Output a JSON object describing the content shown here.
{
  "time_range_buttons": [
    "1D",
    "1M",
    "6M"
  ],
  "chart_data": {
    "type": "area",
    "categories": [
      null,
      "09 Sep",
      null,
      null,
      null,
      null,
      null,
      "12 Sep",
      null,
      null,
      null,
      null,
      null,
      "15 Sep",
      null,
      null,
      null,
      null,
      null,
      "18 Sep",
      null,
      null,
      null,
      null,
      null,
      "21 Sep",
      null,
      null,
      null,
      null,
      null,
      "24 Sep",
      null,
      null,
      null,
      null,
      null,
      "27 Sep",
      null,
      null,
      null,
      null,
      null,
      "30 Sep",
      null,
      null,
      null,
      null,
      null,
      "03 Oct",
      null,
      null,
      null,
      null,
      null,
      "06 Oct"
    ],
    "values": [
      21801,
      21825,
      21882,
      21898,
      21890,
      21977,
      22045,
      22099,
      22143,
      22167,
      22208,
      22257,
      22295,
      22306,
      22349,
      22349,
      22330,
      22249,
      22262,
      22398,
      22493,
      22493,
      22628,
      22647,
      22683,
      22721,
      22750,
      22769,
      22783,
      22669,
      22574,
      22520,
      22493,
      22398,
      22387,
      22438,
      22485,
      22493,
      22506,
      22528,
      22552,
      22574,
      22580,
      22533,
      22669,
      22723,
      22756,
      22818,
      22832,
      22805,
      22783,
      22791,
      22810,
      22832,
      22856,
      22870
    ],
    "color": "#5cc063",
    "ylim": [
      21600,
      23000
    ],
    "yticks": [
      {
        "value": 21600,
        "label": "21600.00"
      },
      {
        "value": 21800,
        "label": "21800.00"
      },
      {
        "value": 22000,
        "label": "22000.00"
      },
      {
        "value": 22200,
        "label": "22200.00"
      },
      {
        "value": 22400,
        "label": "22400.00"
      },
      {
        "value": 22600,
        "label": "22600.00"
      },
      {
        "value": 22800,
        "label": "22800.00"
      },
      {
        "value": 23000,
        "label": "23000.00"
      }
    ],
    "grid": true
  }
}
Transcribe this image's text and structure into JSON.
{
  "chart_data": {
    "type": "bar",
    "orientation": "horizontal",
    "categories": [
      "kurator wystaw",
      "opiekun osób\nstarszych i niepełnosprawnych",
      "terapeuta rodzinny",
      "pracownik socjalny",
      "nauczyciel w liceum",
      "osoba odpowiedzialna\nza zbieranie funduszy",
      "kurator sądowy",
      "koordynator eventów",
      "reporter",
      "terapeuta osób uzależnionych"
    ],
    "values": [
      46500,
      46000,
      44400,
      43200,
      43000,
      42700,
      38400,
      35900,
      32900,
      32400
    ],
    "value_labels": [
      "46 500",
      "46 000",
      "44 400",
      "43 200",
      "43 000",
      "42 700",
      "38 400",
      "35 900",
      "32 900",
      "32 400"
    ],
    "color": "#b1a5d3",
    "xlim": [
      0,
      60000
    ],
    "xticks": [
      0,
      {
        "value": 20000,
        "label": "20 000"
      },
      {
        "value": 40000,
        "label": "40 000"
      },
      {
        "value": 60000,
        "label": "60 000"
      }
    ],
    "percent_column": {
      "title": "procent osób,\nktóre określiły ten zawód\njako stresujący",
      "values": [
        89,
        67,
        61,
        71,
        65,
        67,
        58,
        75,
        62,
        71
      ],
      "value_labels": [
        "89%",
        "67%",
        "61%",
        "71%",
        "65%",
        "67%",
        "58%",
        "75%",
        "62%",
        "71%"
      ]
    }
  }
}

◆ ◆ ◆ ◆

• _Directions for this task_: Tell how many lines of the data above hold the string "terapeuta". Give only the number.

• _Exercise result_: 2